**DATA LINES**
★ ★ ★

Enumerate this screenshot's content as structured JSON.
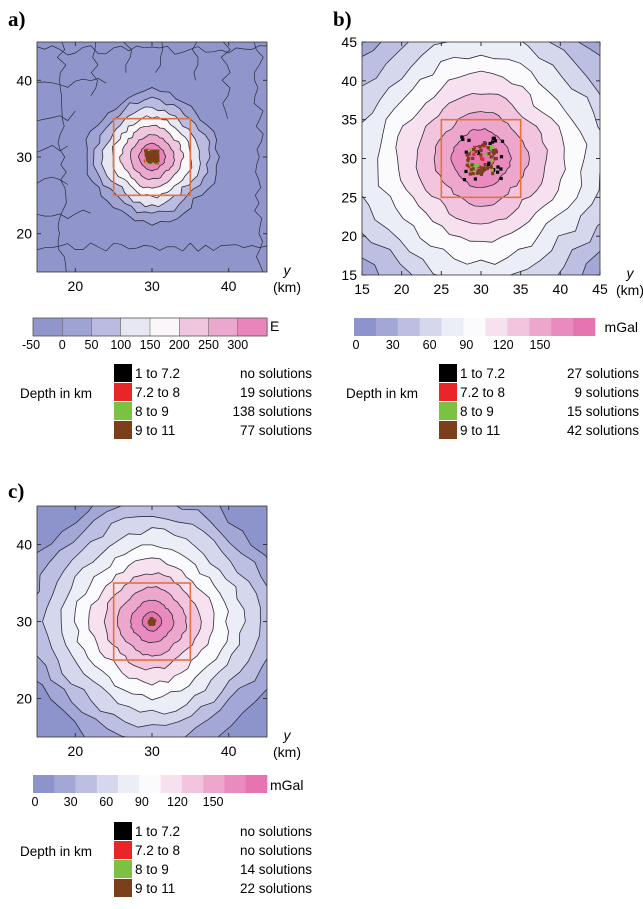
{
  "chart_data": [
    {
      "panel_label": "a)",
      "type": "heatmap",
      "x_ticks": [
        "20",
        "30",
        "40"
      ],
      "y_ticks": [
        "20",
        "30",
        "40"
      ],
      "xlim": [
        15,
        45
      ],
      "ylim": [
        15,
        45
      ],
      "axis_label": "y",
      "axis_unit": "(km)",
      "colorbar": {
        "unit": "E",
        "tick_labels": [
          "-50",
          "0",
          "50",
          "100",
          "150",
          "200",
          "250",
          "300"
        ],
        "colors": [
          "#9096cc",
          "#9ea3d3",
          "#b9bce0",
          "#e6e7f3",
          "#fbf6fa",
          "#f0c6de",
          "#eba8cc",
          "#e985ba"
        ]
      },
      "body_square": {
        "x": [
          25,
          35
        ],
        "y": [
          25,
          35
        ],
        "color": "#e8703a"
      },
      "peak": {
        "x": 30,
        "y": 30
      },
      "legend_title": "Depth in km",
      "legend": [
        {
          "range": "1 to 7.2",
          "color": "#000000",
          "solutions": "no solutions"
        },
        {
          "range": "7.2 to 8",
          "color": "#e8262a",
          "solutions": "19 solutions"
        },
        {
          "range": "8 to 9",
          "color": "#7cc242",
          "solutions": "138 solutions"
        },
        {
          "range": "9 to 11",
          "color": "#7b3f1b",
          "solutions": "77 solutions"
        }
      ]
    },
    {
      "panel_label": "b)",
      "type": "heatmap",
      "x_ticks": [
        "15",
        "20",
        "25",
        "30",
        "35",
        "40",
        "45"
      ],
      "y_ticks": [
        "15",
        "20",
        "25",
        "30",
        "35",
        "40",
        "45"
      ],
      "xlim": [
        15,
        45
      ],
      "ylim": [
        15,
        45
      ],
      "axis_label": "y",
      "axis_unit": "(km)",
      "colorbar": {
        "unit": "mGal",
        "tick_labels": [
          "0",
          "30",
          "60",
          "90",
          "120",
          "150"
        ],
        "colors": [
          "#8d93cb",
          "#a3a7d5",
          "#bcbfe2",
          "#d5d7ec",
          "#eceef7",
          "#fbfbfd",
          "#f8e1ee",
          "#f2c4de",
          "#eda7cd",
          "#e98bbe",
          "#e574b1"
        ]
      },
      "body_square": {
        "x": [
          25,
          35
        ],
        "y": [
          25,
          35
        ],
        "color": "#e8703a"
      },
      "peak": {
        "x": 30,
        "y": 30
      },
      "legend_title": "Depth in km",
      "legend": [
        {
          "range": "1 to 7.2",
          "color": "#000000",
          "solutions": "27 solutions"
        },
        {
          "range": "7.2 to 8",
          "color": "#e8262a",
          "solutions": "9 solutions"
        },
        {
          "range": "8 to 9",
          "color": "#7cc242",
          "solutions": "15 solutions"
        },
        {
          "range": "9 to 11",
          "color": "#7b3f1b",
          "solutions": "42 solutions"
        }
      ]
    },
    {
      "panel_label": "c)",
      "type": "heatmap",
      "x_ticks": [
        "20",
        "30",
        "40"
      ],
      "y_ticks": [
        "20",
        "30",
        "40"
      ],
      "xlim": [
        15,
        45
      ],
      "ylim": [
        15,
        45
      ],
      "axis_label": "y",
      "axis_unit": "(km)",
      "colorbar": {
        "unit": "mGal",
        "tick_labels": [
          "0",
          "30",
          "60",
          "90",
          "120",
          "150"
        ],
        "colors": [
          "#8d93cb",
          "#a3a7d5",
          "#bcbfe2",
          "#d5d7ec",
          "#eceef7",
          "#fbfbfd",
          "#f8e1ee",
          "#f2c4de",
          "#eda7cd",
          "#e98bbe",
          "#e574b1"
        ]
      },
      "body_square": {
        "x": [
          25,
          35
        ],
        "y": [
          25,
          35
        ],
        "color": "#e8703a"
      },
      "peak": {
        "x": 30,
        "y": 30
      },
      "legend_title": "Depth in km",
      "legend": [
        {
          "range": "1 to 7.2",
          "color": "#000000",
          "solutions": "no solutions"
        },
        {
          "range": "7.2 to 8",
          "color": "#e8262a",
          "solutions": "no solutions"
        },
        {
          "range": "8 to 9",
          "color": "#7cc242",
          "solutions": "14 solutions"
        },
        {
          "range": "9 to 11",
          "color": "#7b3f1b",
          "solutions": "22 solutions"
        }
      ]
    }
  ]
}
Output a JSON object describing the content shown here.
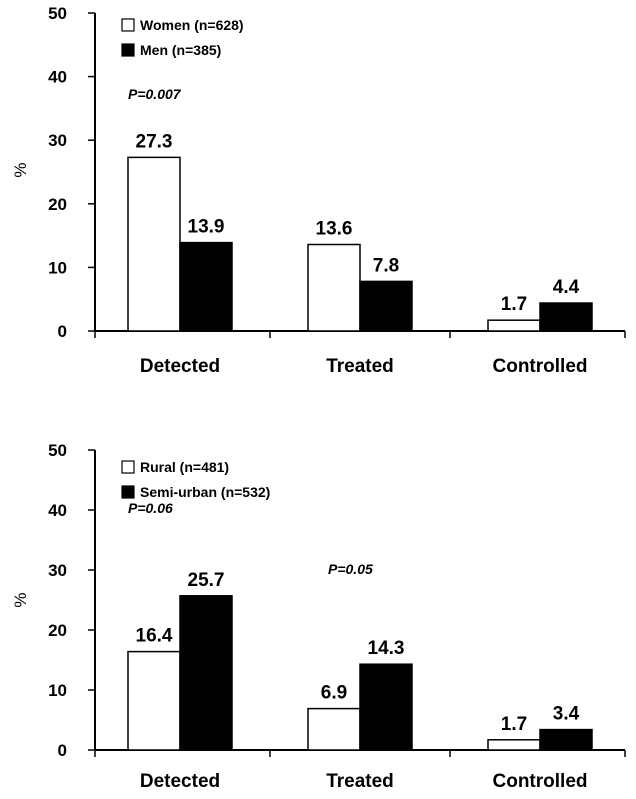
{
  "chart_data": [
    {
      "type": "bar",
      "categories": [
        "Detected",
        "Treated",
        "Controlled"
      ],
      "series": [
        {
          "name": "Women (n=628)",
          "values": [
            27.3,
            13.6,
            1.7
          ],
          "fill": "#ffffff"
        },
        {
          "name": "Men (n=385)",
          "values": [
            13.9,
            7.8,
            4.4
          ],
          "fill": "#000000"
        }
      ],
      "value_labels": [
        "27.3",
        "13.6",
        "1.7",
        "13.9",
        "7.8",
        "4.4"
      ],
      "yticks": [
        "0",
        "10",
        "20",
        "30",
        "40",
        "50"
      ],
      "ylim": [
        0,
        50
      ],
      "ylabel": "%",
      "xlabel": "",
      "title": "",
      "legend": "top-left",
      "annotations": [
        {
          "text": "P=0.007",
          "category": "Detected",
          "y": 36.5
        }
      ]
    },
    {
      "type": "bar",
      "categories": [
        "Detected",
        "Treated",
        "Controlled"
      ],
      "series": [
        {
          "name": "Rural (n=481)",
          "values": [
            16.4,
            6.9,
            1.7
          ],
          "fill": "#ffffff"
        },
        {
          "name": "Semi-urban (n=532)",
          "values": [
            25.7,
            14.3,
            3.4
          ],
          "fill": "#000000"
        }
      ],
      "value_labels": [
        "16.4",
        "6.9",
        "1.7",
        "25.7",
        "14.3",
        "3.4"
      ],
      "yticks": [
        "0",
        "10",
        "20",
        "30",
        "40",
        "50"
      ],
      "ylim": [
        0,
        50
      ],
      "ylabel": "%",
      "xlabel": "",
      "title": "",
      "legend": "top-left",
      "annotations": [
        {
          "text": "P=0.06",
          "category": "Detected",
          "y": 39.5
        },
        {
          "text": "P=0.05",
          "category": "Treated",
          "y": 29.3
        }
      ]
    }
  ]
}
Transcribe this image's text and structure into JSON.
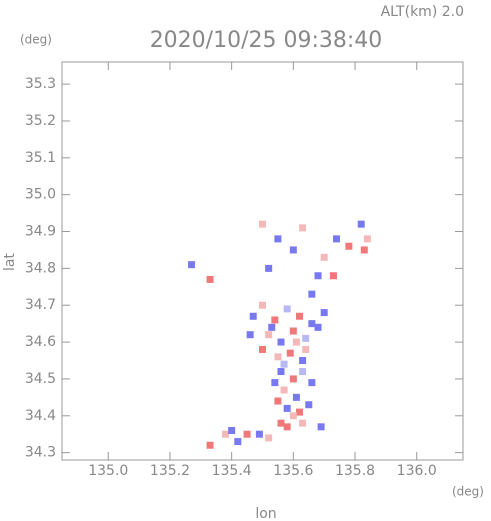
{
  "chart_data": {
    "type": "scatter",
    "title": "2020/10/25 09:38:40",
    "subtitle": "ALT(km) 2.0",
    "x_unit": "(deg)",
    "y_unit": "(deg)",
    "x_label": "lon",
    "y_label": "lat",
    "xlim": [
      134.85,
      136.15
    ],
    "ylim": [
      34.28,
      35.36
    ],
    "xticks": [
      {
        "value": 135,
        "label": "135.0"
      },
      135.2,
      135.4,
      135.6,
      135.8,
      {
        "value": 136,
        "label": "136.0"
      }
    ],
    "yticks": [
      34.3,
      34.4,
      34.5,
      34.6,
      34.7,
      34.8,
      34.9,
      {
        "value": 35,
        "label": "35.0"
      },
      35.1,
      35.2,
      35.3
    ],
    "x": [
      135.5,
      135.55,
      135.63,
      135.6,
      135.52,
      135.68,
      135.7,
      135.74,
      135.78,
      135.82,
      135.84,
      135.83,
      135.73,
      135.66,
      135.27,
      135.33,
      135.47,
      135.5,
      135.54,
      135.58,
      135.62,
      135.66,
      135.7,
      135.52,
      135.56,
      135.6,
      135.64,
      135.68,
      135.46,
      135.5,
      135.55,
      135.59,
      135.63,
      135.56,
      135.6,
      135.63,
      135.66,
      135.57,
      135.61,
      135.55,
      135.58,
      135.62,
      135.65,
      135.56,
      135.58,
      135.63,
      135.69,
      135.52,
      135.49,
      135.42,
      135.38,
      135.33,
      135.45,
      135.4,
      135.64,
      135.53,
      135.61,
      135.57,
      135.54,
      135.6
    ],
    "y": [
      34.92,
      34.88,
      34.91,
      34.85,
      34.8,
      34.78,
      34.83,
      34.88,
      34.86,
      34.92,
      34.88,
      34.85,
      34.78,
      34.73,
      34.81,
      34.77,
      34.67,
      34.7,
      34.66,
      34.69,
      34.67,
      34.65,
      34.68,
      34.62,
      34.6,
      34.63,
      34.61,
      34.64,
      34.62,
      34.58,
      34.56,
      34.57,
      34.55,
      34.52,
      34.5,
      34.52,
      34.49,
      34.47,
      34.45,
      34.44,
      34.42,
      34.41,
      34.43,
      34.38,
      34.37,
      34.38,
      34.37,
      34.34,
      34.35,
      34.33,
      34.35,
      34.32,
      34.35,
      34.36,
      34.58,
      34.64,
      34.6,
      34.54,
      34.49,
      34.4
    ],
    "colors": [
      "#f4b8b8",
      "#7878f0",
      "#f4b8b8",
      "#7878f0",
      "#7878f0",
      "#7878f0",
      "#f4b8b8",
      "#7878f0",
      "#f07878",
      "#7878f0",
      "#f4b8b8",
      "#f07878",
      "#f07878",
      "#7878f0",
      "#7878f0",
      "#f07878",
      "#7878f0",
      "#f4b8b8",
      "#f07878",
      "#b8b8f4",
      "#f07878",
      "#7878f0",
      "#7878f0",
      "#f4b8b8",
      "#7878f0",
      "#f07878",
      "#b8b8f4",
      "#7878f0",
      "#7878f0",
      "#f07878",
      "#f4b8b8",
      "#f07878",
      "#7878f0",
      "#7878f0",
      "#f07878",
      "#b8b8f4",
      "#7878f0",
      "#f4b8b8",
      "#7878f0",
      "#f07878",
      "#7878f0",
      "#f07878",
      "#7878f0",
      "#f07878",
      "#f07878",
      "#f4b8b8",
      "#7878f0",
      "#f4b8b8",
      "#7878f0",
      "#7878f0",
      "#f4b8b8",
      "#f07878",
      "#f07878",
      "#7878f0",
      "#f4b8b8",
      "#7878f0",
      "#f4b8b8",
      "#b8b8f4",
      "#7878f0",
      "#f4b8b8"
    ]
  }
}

★ ★ ★

**WHAT IS NEEDED**
Pick out the lines containing the string "JSON".

**SOLUTION TO THIS EXERCISE**
Enumerate this screenshot's content as structured JSON.
Output a JSON object describing the content shown here.
Transcribe this image's text and structure into JSON.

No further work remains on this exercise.